* [WHAT IS NEEDED]
Give back all the data exactly, line by line.

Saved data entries
──────────

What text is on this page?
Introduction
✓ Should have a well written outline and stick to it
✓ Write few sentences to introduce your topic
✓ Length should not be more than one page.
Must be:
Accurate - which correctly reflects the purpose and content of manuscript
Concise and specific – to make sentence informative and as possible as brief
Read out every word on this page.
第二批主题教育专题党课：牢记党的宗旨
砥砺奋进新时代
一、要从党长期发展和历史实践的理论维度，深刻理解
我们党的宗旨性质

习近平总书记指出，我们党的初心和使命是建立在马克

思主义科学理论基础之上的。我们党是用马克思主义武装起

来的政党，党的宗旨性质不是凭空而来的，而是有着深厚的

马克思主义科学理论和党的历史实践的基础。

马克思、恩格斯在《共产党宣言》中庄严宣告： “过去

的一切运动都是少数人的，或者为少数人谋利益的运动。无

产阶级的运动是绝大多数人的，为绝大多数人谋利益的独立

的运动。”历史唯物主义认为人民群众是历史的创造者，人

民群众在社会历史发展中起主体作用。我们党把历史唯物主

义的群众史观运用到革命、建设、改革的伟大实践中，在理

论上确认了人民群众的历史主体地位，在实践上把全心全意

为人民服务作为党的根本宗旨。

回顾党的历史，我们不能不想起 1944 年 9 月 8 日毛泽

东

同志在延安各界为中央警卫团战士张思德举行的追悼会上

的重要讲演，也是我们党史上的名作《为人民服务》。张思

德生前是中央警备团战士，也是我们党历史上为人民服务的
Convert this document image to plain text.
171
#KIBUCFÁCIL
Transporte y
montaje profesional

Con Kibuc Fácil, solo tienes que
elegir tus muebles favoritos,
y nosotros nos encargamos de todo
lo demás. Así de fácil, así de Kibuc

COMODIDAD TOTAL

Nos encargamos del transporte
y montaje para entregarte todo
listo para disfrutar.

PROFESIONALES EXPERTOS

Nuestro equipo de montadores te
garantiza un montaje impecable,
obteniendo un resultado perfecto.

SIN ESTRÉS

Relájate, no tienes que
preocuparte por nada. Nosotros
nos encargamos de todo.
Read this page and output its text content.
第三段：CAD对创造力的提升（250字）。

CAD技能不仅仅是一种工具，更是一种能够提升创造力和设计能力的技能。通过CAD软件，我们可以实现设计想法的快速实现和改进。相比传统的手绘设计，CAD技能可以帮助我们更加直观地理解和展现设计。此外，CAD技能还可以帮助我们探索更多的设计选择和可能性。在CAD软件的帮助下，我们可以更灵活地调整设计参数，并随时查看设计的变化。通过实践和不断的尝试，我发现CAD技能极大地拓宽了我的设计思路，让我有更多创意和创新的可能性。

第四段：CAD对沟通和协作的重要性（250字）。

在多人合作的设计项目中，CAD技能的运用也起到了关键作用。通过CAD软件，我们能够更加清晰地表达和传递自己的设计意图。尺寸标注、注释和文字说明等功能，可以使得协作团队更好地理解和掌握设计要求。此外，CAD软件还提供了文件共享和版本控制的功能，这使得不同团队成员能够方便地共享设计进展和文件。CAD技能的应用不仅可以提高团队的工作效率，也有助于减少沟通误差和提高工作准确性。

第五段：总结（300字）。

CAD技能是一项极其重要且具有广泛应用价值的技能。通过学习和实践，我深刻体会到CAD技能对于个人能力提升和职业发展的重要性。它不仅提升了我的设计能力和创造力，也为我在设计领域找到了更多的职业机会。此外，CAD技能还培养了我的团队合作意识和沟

──────────

* [RESULT OF THIS TASK]
What text is on this page?
Introduction
✓ Should have a well written outline and stick to it
✓ Write few sentences to introduce your topic
✓ Length should not be more than one page.
Must be:
Accurate - which correctly reflects the purpose and content of manuscript
Concise and specific – to make sentence informative and as possible as brief
Read out every word on this page.
第二批主题教育专题党课：牢记党的宗旨
砥砺奋进新时代
一、要从党长期发展和历史实践的理论维度，深刻理解
我们党的宗旨性质

习近平总书记指出，我们党的初心和使命是建立在马克

思主义科学理论基础之上的。我们党是用马克思主义武装起

来的政党，党的宗旨性质不是凭空而来的，而是有着深厚的

马克思主义科学理论和党的历史实践的基础。

马克思、恩格斯在《共产党宣言》中庄严宣告： “过去

的一切运动都是少数人的，或者为少数人谋利益的运动。无

产阶级的运动是绝大多数人的，为绝大多数人谋利益的独立

的运动。”历史唯物主义认为人民群众是历史的创造者，人

民群众在社会历史发展中起主体作用。我们党把历史唯物主

义的群众史观运用到革命、建设、改革的伟大实践中，在理

论上确认了人民群众的历史主体地位，在实践上把全心全意

为人民服务作为党的根本宗旨。

回顾党的历史，我们不能不想起 1944 年 9 月 8 日毛泽

东

同志在延安各界为中央警卫团战士张思德举行的追悼会上

的重要讲演，也是我们党史上的名作《为人民服务》。张思

德生前是中央警备团战士，也是我们党历史上为人民服务的
Convert this document image to plain text.
171
#KIBUCFÁCIL
Transporte y
montaje profesional

Con Kibuc Fácil, solo tienes que
elegir tus muebles favoritos,
y nosotros nos encargamos de todo
lo demás. Así de fácil, así de Kibuc

COMODIDAD TOTAL

Nos encargamos del transporte
y montaje para entregarte todo
listo para disfrutar.

PROFESIONALES EXPERTOS

Nuestro equipo de montadores te
garantiza un montaje impecable,
obteniendo un resultado perfecto.

SIN ESTRÉS

Relájate, no tienes que
preocuparte por nada. Nosotros
nos encargamos de todo.
Read this page and output its text content.
第三段：CAD对创造力的提升（250字）。

CAD技能不仅仅是一种工具，更是一种能够提升创造力和设计能力的技能。通过CAD软件，我们可以实现设计想法的快速实现和改进。相比传统的手绘设计，CAD技能可以帮助我们更加直观地理解和展现设计。此外，CAD技能还可以帮助我们探索更多的设计选择和可能性。在CAD软件的帮助下，我们可以更灵活地调整设计参数，并随时查看设计的变化。通过实践和不断的尝试，我发现CAD技能极大地拓宽了我的设计思路，让我有更多创意和创新的可能性。

第四段：CAD对沟通和协作的重要性（250字）。

在多人合作的设计项目中，CAD技能的运用也起到了关键作用。通过CAD软件，我们能够更加清晰地表达和传递自己的设计意图。尺寸标注、注释和文字说明等功能，可以使得协作团队更好地理解和掌握设计要求。此外，CAD软件还提供了文件共享和版本控制的功能，这使得不同团队成员能够方便地共享设计进展和文件。CAD技能的应用不仅可以提高团队的工作效率，也有助于减少沟通误差和提高工作准确性。

第五段：总结（300字）。

CAD技能是一项极其重要且具有广泛应用价值的技能。通过学习和实践，我深刻体会到CAD技能对于个人能力提升和职业发展的重要性。它不仅提升了我的设计能力和创造力，也为我在设计领域找到了更多的职业机会。此外，CAD技能还培养了我的团队合作意识和沟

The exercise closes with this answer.